§ **Input for this task**
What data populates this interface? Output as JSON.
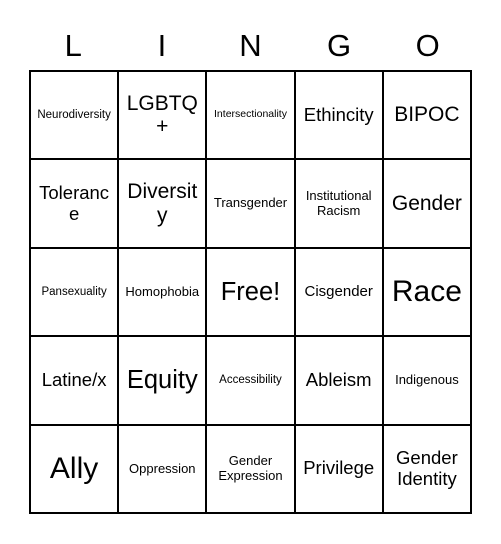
{
  "card": {
    "title": "LINGO Bingo Card",
    "background_color": "#ffffff",
    "border_color": "#000000",
    "text_color": "#000000",
    "columns": 5,
    "rows": 5
  },
  "header": {
    "letters": [
      "L",
      "I",
      "N",
      "G",
      "O"
    ]
  },
  "grid": {
    "free_space_label": "Free!",
    "free_space_position": {
      "row": 3,
      "column": 3
    },
    "cells": [
      [
        {
          "label": "Neurodiversity",
          "size": "fs-xs",
          "free": false
        },
        {
          "label": "LGBTQ+",
          "size": "fs-xl",
          "free": false
        },
        {
          "label": "Intersectionality",
          "size": "fs-xxs",
          "free": false
        },
        {
          "label": "Ethincity",
          "size": "fs-lg",
          "free": false
        },
        {
          "label": "BIPOC",
          "size": "fs-xl",
          "free": false
        }
      ],
      [
        {
          "label": "Tolerance",
          "size": "fs-lg",
          "free": false
        },
        {
          "label": "Diversity",
          "size": "fs-xl",
          "free": false
        },
        {
          "label": "Transgender",
          "size": "fs-sm",
          "free": false
        },
        {
          "label": "Institutional\nRacism",
          "size": "fs-sm",
          "free": false
        },
        {
          "label": "Gender",
          "size": "fs-xl",
          "free": false
        }
      ],
      [
        {
          "label": "Pansexuality",
          "size": "fs-xs",
          "free": false
        },
        {
          "label": "Homophobia",
          "size": "fs-sm",
          "free": false
        },
        {
          "label": "Free!",
          "size": "fs-xxl",
          "free": true
        },
        {
          "label": "Cisgender",
          "size": "fs-md",
          "free": false
        },
        {
          "label": "Race",
          "size": "fs-huge",
          "free": false
        }
      ],
      [
        {
          "label": "Latine/x",
          "size": "fs-lg",
          "free": false
        },
        {
          "label": "Equity",
          "size": "fs-xxl",
          "free": false
        },
        {
          "label": "Accessibility",
          "size": "fs-xs",
          "free": false
        },
        {
          "label": "Ableism",
          "size": "fs-lg",
          "free": false
        },
        {
          "label": "Indigenous",
          "size": "fs-sm",
          "free": false
        }
      ],
      [
        {
          "label": "Ally",
          "size": "fs-huge",
          "free": false
        },
        {
          "label": "Oppression",
          "size": "fs-sm",
          "free": false
        },
        {
          "label": "Gender\nExpression",
          "size": "fs-sm",
          "free": false
        },
        {
          "label": "Privilege",
          "size": "fs-lg",
          "free": false
        },
        {
          "label": "Gender\nIdentity",
          "size": "fs-lg",
          "free": false
        }
      ]
    ]
  }
}
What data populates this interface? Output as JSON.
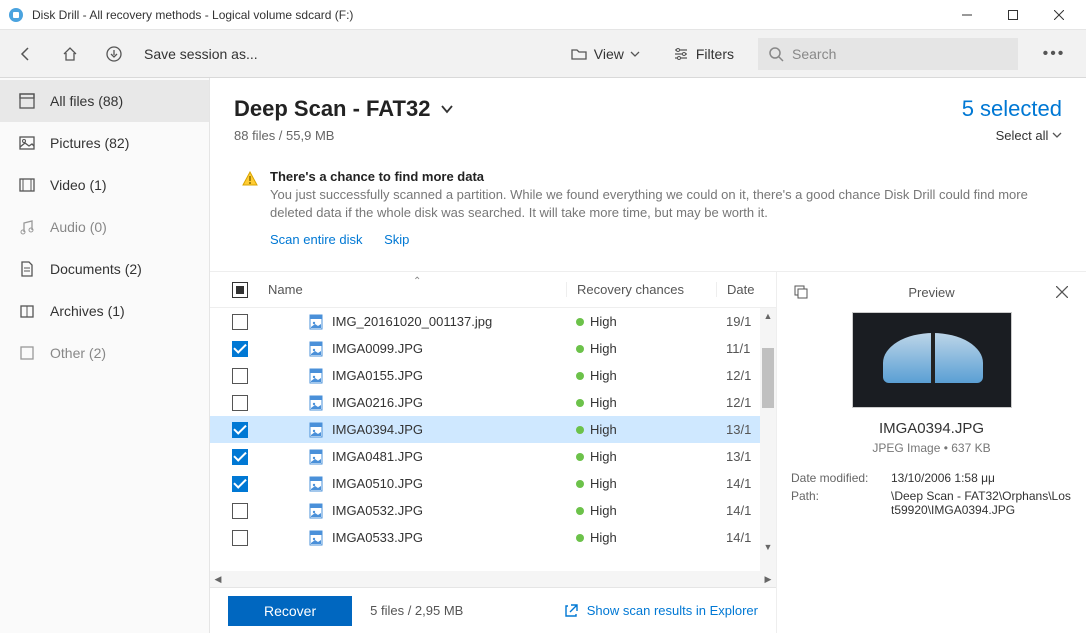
{
  "window": {
    "title": "Disk Drill - All recovery methods - Logical volume sdcard (F:)"
  },
  "toolbar": {
    "save_session": "Save session as...",
    "view": "View",
    "filters": "Filters",
    "search_placeholder": "Search"
  },
  "sidebar": {
    "items": [
      {
        "label": "All files (88)",
        "active": true
      },
      {
        "label": "Pictures (82)"
      },
      {
        "label": "Video (1)"
      },
      {
        "label": "Audio (0)",
        "dim": true
      },
      {
        "label": "Documents (2)"
      },
      {
        "label": "Archives (1)"
      },
      {
        "label": "Other (2)",
        "dim": true
      }
    ]
  },
  "header": {
    "title": "Deep Scan - FAT32",
    "subtitle": "88 files / 55,9 MB",
    "selected": "5 selected",
    "select_all": "Select all"
  },
  "notice": {
    "title": "There's a chance to find more data",
    "body": "You just successfully scanned a partition. While we found everything we could on it, there's a good chance Disk Drill could find more deleted data if the whole disk was searched. It will take more time, but may be worth it.",
    "scan_link": "Scan entire disk",
    "skip_link": "Skip"
  },
  "table": {
    "columns": {
      "name": "Name",
      "recovery": "Recovery chances",
      "date": "Date"
    },
    "rows": [
      {
        "name": "IMG_20161020_001137.jpg",
        "recovery": "High",
        "date": "19/1",
        "checked": false
      },
      {
        "name": "IMGA0099.JPG",
        "recovery": "High",
        "date": "11/1",
        "checked": true
      },
      {
        "name": "IMGA0155.JPG",
        "recovery": "High",
        "date": "12/1",
        "checked": false
      },
      {
        "name": "IMGA0216.JPG",
        "recovery": "High",
        "date": "12/1",
        "checked": false
      },
      {
        "name": "IMGA0394.JPG",
        "recovery": "High",
        "date": "13/1",
        "checked": true,
        "selected": true
      },
      {
        "name": "IMGA0481.JPG",
        "recovery": "High",
        "date": "13/1",
        "checked": true
      },
      {
        "name": "IMGA0510.JPG",
        "recovery": "High",
        "date": "14/1",
        "checked": true
      },
      {
        "name": "IMGA0532.JPG",
        "recovery": "High",
        "date": "14/1",
        "checked": false
      },
      {
        "name": "IMGA0533.JPG",
        "recovery": "High",
        "date": "14/1",
        "checked": false
      }
    ]
  },
  "preview": {
    "title": "Preview",
    "filename": "IMGA0394.JPG",
    "meta": "JPEG Image • 637 KB",
    "date_modified_label": "Date modified:",
    "date_modified": "13/10/2006 1:58 μμ",
    "path_label": "Path:",
    "path": "\\Deep Scan - FAT32\\Orphans\\Lost59920\\IMGA0394.JPG"
  },
  "footer": {
    "recover": "Recover",
    "meta": "5 files / 2,95 MB",
    "explorer": "Show scan results in Explorer"
  }
}
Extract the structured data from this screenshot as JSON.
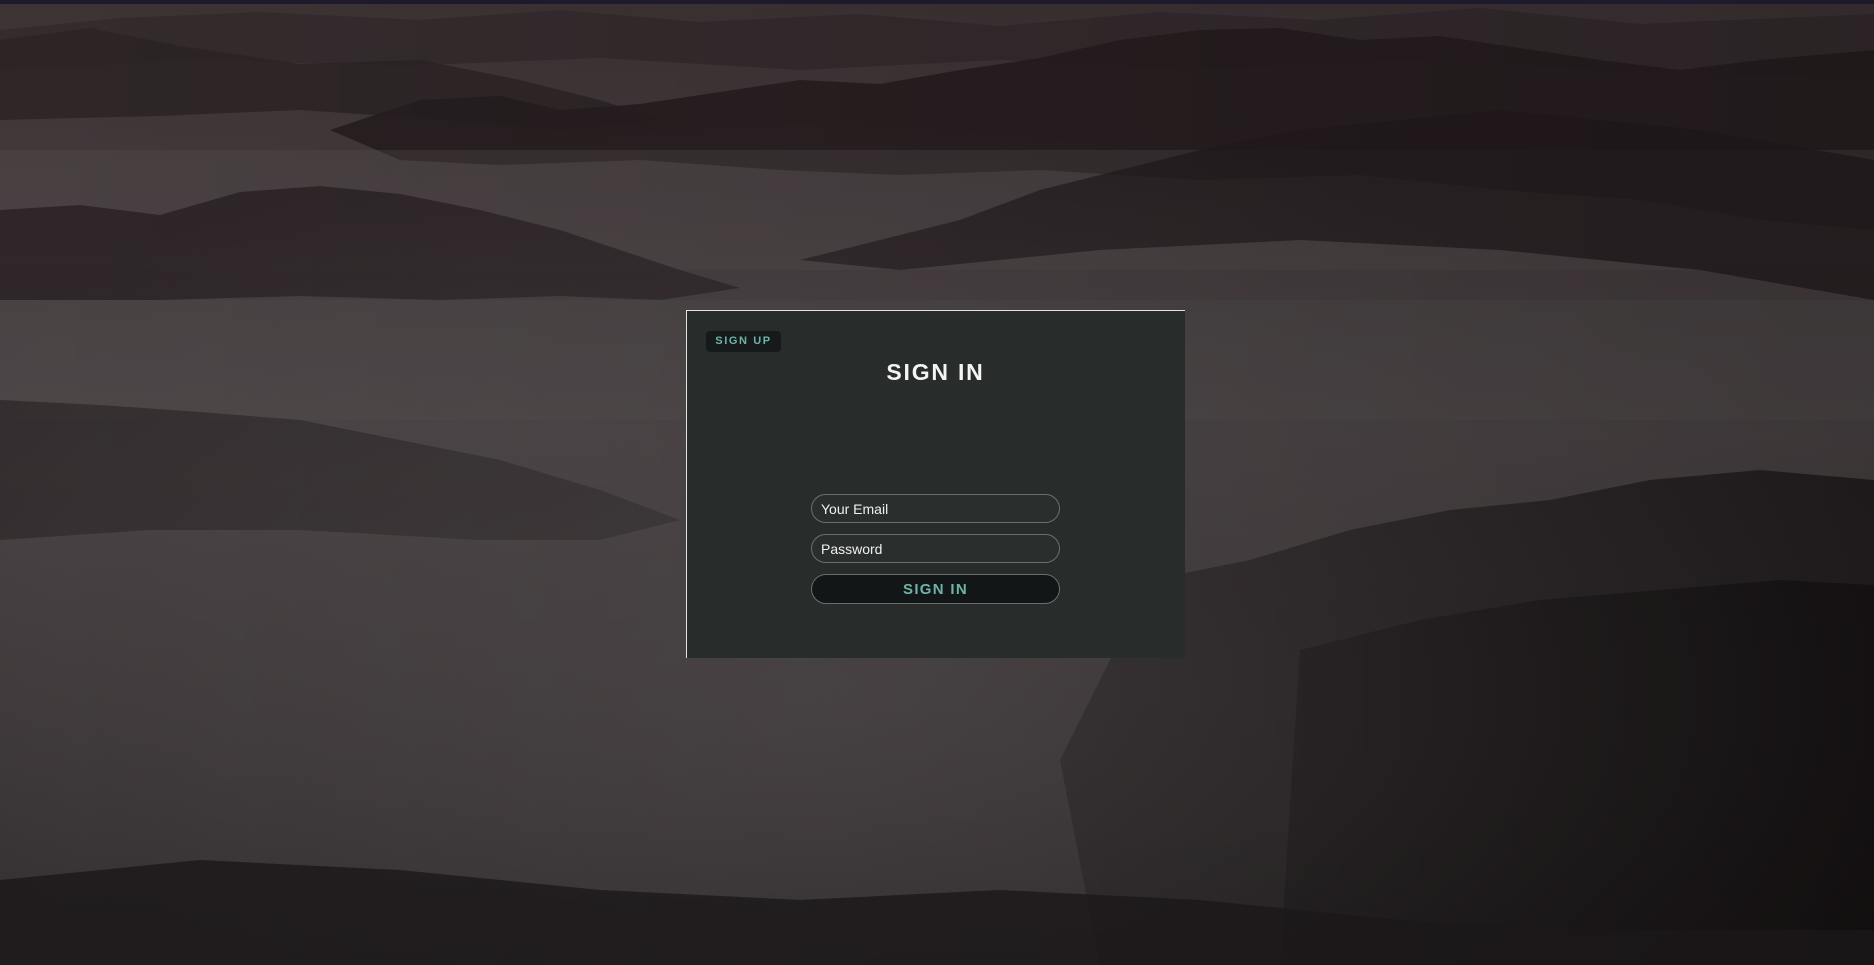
{
  "colors": {
    "background": "#3a3234",
    "panel": "#282c2b",
    "accent": "#6fb3a8",
    "title": "#f4f4f4"
  },
  "header": {
    "signup_label": "SIGN UP",
    "title": "SIGN IN"
  },
  "form": {
    "email_placeholder": "Your Email",
    "password_placeholder": "Password",
    "submit_label": "SIGN IN"
  }
}
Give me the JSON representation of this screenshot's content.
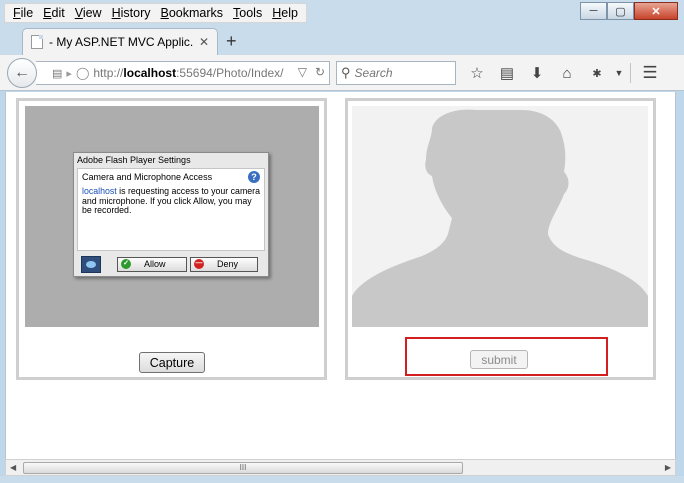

§ **Work required**
Only the lines from the one that holds "Extract the structured" through the end of the records above should be printed again, exactly as they are. Leave out the pictures.

§ **Full response**
Extract the structured data from this screenshot as JSON.
{
  "colors": {
    "background": "#3a3234",
    "panel": "#282c2b",
    "accent": "#6fb3a8",
    "title": "#f4f4f4"
  },
  "header": {
    "signup_label": "SIGN UP",
    "title": "SIGN IN"
  },
  "form": {
    "email_placeholder": "Your Email",
    "password_placeholder": "Password",
    "submit_label": "SIGN IN"
  }
}
Give me the JSON representation of this screenshot's content.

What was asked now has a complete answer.